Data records

= = =

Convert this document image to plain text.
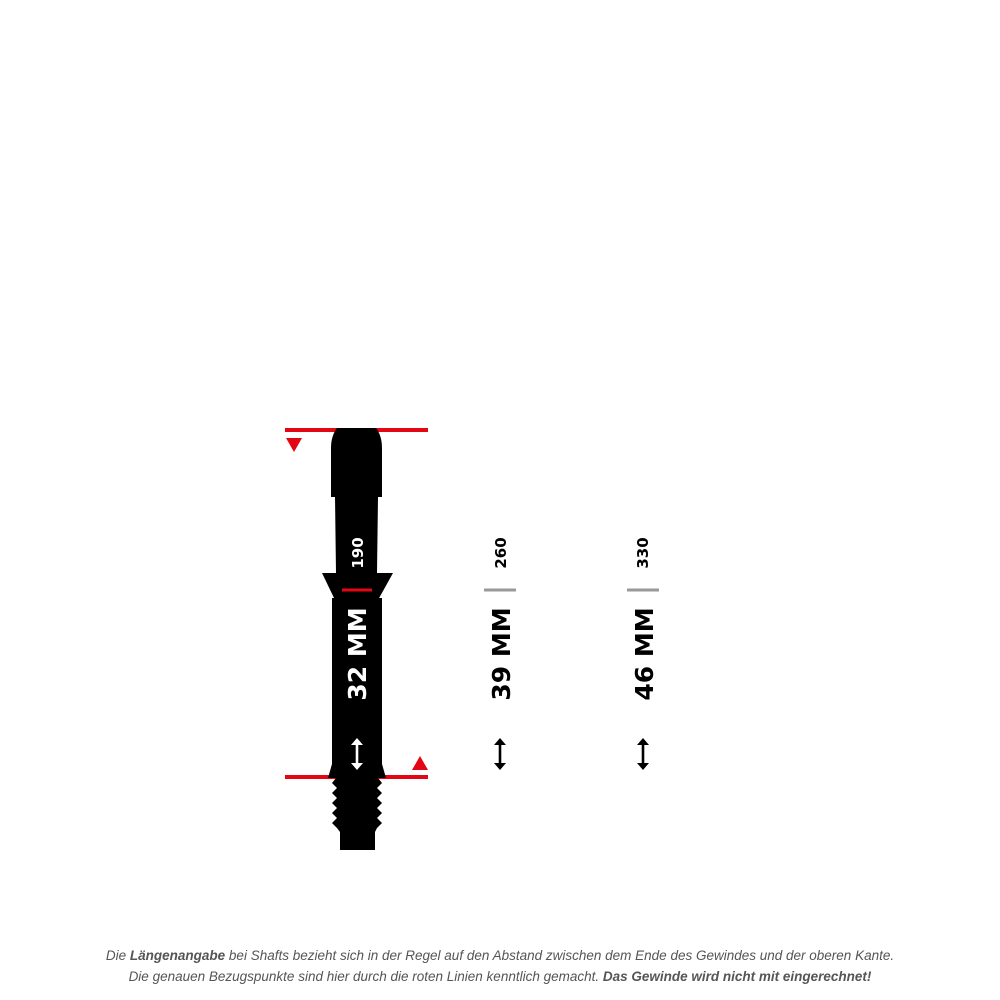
190
32 MM
260
39 MM
330
46 MM
Die Längenangabe bei Shafts bezieht sich in der Regel auf den Abstand zwischen dem Ende des Gewindes und der oberen Kante.
Die genauen Bezugspunkte sind hier durch die roten Linien kenntlich gemacht. Das Gewinde wird nicht mit eingerechnet!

= = =

Task brief
Copy out each line word for word, please, skipping the images.

Written answer
Convert this document image to plain text.
190
32 MM
260
39 MM
330
46 MM
Die Längenangabe bei Shafts bezieht sich in der Regel auf den Abstand zwischen dem Ende des Gewindes und der oberen Kante.
Die genauen Bezugspunkte sind hier durch die roten Linien kenntlich gemacht. Das Gewinde wird nicht mit eingerechnet!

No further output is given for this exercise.